*WORK REQUIRED*:
In the listing below, quote the lines from the one containing "Give bounding boxes" up to and including the one containing "freq-label: 9900: [74, 0, 100, 13]", reproducing them without any alteration.
## Start
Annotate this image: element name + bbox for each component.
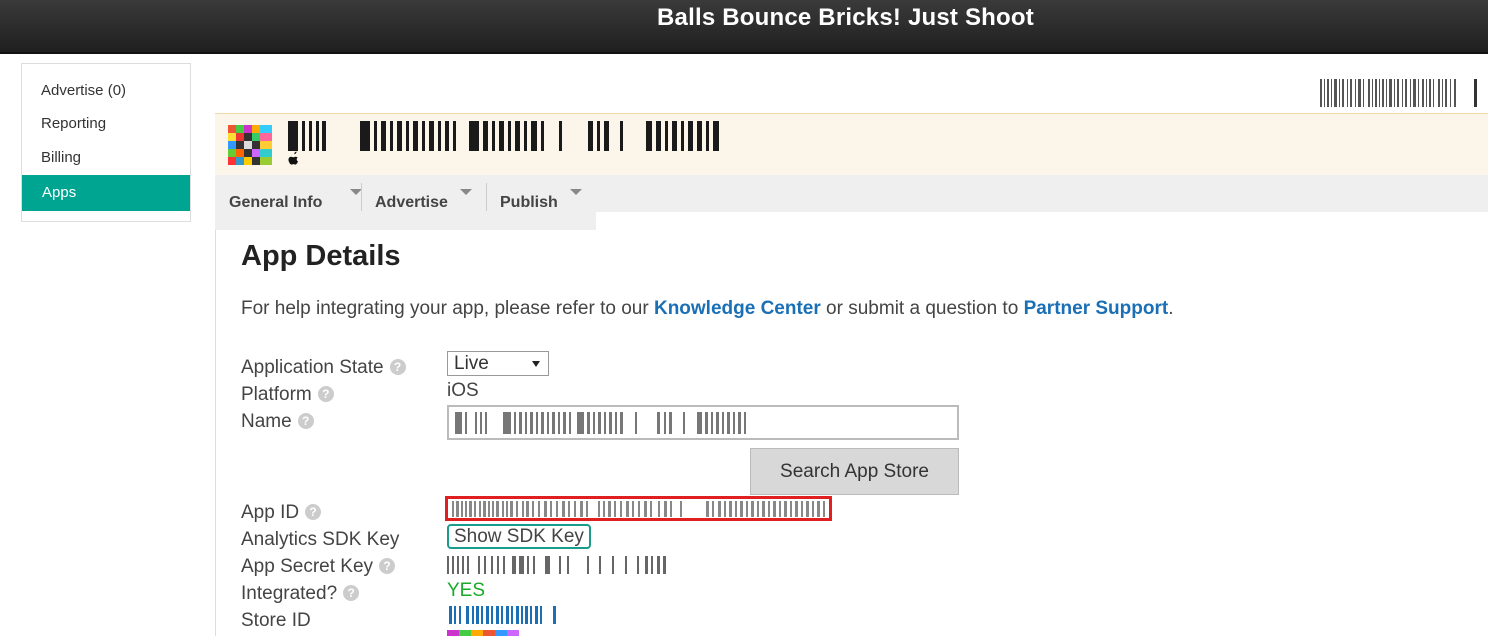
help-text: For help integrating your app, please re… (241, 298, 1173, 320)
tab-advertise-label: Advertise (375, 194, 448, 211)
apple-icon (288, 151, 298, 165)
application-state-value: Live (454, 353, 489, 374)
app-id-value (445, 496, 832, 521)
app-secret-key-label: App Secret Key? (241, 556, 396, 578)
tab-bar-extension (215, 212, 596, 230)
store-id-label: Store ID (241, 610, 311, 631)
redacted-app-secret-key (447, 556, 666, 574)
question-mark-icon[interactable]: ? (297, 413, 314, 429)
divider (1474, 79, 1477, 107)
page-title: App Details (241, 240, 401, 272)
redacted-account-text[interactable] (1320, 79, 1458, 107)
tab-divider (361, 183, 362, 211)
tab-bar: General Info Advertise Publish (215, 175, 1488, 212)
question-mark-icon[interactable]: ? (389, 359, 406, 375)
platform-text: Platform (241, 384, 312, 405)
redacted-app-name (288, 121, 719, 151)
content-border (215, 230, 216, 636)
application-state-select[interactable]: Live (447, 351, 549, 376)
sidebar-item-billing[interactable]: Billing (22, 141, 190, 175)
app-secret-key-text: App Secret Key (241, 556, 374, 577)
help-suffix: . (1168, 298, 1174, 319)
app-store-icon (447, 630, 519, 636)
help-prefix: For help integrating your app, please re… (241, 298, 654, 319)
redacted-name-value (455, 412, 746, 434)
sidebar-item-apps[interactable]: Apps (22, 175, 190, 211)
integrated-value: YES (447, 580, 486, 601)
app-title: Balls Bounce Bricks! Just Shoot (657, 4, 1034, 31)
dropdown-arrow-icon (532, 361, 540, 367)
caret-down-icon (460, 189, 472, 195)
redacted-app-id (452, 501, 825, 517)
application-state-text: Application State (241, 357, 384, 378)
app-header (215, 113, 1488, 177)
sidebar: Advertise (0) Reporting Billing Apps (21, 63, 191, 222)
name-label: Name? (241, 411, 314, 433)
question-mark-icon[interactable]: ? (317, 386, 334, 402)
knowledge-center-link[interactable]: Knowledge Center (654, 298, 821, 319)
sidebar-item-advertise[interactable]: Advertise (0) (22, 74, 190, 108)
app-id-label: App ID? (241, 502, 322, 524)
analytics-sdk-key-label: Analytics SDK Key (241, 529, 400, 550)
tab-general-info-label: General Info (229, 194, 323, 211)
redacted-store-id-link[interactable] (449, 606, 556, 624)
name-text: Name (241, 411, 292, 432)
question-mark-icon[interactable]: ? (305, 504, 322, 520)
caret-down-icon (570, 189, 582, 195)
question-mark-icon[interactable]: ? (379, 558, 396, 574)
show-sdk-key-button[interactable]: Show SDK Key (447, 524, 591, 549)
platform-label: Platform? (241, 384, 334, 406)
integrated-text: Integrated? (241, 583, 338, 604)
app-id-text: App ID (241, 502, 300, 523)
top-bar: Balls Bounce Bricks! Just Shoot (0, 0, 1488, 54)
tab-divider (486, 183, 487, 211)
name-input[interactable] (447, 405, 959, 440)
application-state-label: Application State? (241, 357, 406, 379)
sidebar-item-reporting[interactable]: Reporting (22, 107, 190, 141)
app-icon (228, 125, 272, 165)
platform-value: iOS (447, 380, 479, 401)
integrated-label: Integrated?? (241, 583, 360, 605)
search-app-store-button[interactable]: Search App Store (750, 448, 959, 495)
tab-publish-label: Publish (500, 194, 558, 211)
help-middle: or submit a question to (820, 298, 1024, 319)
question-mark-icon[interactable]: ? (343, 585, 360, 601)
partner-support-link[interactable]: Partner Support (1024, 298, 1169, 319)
## End
## Start
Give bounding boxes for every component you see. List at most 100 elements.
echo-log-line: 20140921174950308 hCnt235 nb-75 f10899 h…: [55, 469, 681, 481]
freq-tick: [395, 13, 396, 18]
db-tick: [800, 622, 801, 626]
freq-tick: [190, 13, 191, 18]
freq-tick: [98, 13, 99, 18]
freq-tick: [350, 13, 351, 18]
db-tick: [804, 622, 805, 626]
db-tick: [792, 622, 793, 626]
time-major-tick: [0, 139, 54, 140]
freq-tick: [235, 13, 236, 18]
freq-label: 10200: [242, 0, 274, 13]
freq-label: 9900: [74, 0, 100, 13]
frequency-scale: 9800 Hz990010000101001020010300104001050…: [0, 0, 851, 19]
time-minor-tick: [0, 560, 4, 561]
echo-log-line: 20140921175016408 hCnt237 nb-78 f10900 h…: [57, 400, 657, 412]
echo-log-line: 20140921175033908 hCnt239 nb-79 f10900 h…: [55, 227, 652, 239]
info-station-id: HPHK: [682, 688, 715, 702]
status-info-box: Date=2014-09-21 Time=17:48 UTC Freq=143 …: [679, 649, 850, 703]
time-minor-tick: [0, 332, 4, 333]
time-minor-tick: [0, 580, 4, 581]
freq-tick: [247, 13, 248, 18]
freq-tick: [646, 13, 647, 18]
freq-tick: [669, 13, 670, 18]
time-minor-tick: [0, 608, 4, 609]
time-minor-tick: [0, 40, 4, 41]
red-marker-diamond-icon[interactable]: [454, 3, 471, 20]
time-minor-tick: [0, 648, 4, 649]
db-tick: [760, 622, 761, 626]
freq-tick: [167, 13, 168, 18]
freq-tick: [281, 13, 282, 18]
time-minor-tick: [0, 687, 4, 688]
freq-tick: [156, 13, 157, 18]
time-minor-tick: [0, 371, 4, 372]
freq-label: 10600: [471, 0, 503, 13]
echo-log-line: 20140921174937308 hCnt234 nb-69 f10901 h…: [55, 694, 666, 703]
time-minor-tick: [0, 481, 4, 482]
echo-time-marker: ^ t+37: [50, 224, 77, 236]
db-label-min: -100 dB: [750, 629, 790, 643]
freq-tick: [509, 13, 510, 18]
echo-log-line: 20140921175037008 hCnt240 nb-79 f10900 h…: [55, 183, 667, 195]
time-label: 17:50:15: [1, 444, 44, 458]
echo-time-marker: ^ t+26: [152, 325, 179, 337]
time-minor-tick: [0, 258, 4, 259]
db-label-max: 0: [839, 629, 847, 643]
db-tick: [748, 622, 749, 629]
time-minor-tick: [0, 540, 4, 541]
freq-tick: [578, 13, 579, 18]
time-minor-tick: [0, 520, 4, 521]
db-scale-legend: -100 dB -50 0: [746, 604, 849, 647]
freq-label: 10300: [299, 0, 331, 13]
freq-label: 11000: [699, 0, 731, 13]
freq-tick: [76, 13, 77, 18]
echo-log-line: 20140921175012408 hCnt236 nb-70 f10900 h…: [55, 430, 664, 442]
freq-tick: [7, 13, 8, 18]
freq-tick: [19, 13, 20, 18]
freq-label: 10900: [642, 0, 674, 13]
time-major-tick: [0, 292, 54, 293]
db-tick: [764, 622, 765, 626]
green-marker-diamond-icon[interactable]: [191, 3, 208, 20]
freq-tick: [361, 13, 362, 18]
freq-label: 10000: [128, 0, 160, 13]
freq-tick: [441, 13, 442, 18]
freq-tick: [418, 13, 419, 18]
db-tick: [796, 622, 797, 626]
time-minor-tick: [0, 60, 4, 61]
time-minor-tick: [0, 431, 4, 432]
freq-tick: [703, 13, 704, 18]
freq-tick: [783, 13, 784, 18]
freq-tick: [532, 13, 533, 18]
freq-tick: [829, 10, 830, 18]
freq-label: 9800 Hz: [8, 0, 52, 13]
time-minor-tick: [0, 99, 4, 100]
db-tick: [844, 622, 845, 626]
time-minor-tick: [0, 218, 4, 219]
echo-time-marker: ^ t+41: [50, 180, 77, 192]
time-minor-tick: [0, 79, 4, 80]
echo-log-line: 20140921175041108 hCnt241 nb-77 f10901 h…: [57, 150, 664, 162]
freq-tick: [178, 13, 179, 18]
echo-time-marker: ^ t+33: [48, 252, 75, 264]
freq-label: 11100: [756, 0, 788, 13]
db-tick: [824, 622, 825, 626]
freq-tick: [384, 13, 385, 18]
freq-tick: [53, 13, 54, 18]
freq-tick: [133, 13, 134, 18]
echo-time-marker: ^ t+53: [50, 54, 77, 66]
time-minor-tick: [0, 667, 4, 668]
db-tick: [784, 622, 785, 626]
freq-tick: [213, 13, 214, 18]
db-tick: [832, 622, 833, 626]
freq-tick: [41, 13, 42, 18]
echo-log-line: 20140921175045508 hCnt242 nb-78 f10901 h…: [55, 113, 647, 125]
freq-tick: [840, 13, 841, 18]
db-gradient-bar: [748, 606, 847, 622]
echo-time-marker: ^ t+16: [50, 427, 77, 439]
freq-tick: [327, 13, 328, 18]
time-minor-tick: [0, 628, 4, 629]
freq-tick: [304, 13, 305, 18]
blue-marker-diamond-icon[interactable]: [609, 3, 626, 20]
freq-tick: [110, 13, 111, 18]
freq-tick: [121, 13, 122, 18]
## End
*WRITTEN ANSWER*:
Give bounding boxes for every component you see. List at most 100 elements.
echo-log-line: 20140921174950308 hCnt235 nb-75 f10899 h…: [55, 469, 681, 481]
freq-tick: [395, 13, 396, 18]
db-tick: [800, 622, 801, 626]
freq-tick: [190, 13, 191, 18]
freq-tick: [98, 13, 99, 18]
freq-tick: [350, 13, 351, 18]
db-tick: [804, 622, 805, 626]
db-tick: [792, 622, 793, 626]
time-major-tick: [0, 139, 54, 140]
freq-tick: [235, 13, 236, 18]
freq-label: 10200: [242, 0, 274, 13]
freq-label: 9900: [74, 0, 100, 13]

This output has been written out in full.